**PROBLEM STATEMENT**
Produce a verbatim copy of the entries listed below.
•••
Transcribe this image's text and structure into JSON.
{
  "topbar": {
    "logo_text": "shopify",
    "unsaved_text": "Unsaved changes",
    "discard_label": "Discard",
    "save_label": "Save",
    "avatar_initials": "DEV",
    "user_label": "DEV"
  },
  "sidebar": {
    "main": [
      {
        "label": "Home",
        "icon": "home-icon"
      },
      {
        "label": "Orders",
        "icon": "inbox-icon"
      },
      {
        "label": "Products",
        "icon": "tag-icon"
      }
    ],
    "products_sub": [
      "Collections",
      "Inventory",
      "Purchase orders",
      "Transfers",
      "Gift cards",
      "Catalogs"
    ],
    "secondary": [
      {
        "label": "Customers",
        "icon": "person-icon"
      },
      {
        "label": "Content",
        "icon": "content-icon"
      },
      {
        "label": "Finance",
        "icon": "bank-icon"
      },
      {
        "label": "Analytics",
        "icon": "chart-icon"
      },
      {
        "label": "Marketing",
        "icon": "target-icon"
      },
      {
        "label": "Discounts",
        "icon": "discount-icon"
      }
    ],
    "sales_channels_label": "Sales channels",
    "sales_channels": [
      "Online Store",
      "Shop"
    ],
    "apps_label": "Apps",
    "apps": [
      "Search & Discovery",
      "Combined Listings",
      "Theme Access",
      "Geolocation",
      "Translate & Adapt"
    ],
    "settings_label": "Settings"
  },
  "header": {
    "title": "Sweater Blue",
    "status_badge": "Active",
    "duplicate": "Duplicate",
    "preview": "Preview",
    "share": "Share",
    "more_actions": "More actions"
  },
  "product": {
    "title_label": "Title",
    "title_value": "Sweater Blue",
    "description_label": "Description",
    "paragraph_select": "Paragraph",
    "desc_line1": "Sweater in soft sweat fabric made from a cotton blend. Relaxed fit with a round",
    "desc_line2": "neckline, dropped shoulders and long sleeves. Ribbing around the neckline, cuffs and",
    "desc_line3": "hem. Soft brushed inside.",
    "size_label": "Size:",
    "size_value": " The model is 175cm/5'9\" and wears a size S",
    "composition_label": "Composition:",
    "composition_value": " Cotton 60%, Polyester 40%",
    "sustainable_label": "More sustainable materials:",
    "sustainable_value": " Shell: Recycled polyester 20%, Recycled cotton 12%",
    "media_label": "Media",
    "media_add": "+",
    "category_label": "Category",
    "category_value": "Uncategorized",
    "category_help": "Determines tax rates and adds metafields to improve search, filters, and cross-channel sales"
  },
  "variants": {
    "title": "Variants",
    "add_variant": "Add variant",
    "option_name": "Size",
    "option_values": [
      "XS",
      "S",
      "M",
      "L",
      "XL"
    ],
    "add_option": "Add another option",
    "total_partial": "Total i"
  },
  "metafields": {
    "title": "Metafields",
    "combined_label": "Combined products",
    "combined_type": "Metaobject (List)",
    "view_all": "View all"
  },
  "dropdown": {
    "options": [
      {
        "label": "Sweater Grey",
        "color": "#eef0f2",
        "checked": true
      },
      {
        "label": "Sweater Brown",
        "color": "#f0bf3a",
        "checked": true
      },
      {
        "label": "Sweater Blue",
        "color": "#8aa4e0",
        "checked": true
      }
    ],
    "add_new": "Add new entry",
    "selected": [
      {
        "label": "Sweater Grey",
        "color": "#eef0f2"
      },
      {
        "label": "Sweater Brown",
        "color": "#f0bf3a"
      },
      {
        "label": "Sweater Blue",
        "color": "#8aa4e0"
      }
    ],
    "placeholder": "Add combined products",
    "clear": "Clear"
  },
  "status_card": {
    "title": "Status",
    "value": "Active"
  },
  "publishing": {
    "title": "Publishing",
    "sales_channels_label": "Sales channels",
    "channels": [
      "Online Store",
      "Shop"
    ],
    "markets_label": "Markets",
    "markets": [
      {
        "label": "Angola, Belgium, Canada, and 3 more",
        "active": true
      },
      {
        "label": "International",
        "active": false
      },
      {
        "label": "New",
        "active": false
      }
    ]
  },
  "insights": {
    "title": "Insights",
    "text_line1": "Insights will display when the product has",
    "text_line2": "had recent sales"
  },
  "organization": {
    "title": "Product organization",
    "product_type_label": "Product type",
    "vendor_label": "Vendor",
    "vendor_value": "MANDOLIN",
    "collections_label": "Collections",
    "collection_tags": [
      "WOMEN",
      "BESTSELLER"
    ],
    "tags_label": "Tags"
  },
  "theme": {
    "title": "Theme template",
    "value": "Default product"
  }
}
•••
**THE OUTPUT**
Transcribe this image's text and structure into JSON.
{
  "topbar": {
    "logo_text": "shopify",
    "unsaved_text": "Unsaved changes",
    "discard_label": "Discard",
    "save_label": "Save",
    "avatar_initials": "DEV",
    "user_label": "DEV"
  },
  "sidebar": {
    "main": [
      {
        "label": "Home",
        "icon": "home-icon"
      },
      {
        "label": "Orders",
        "icon": "inbox-icon"
      },
      {
        "label": "Products",
        "icon": "tag-icon"
      }
    ],
    "products_sub": [
      "Collections",
      "Inventory",
      "Purchase orders",
      "Transfers",
      "Gift cards",
      "Catalogs"
    ],
    "secondary": [
      {
        "label": "Customers",
        "icon": "person-icon"
      },
      {
        "label": "Content",
        "icon": "content-icon"
      },
      {
        "label": "Finance",
        "icon": "bank-icon"
      },
      {
        "label": "Analytics",
        "icon": "chart-icon"
      },
      {
        "label": "Marketing",
        "icon": "target-icon"
      },
      {
        "label": "Discounts",
        "icon": "discount-icon"
      }
    ],
    "sales_channels_label": "Sales channels",
    "sales_channels": [
      "Online Store",
      "Shop"
    ],
    "apps_label": "Apps",
    "apps": [
      "Search & Discovery",
      "Combined Listings",
      "Theme Access",
      "Geolocation",
      "Translate & Adapt"
    ],
    "settings_label": "Settings"
  },
  "header": {
    "title": "Sweater Blue",
    "status_badge": "Active",
    "duplicate": "Duplicate",
    "preview": "Preview",
    "share": "Share",
    "more_actions": "More actions"
  },
  "product": {
    "title_label": "Title",
    "title_value": "Sweater Blue",
    "description_label": "Description",
    "paragraph_select": "Paragraph",
    "desc_line1": "Sweater in soft sweat fabric made from a cotton blend. Relaxed fit with a round",
    "desc_line2": "neckline, dropped shoulders and long sleeves. Ribbing around the neckline, cuffs and",
    "desc_line3": "hem. Soft brushed inside.",
    "size_label": "Size:",
    "size_value": " The model is 175cm/5'9\" and wears a size S",
    "composition_label": "Composition:",
    "composition_value": " Cotton 60%, Polyester 40%",
    "sustainable_label": "More sustainable materials:",
    "sustainable_value": " Shell: Recycled polyester 20%, Recycled cotton 12%",
    "media_label": "Media",
    "media_add": "+",
    "category_label": "Category",
    "category_value": "Uncategorized",
    "category_help": "Determines tax rates and adds metafields to improve search, filters, and cross-channel sales"
  },
  "variants": {
    "title": "Variants",
    "add_variant": "Add variant",
    "option_name": "Size",
    "option_values": [
      "XS",
      "S",
      "M",
      "L",
      "XL"
    ],
    "add_option": "Add another option",
    "total_partial": "Total i"
  },
  "metafields": {
    "title": "Metafields",
    "combined_label": "Combined products",
    "combined_type": "Metaobject (List)",
    "view_all": "View all"
  },
  "dropdown": {
    "options": [
      {
        "label": "Sweater Grey",
        "color": "#eef0f2",
        "checked": true
      },
      {
        "label": "Sweater Brown",
        "color": "#f0bf3a",
        "checked": true
      },
      {
        "label": "Sweater Blue",
        "color": "#8aa4e0",
        "checked": true
      }
    ],
    "add_new": "Add new entry",
    "selected": [
      {
        "label": "Sweater Grey",
        "color": "#eef0f2"
      },
      {
        "label": "Sweater Brown",
        "color": "#f0bf3a"
      },
      {
        "label": "Sweater Blue",
        "color": "#8aa4e0"
      }
    ],
    "placeholder": "Add combined products",
    "clear": "Clear"
  },
  "status_card": {
    "title": "Status",
    "value": "Active"
  },
  "publishing": {
    "title": "Publishing",
    "sales_channels_label": "Sales channels",
    "channels": [
      "Online Store",
      "Shop"
    ],
    "markets_label": "Markets",
    "markets": [
      {
        "label": "Angola, Belgium, Canada, and 3 more",
        "active": true
      },
      {
        "label": "International",
        "active": false
      },
      {
        "label": "New",
        "active": false
      }
    ]
  },
  "insights": {
    "title": "Insights",
    "text_line1": "Insights will display when the product has",
    "text_line2": "had recent sales"
  },
  "organization": {
    "title": "Product organization",
    "product_type_label": "Product type",
    "vendor_label": "Vendor",
    "vendor_value": "MANDOLIN",
    "collections_label": "Collections",
    "collection_tags": [
      "WOMEN",
      "BESTSELLER"
    ],
    "tags_label": "Tags"
  },
  "theme": {
    "title": "Theme template",
    "value": "Default product"
  }
}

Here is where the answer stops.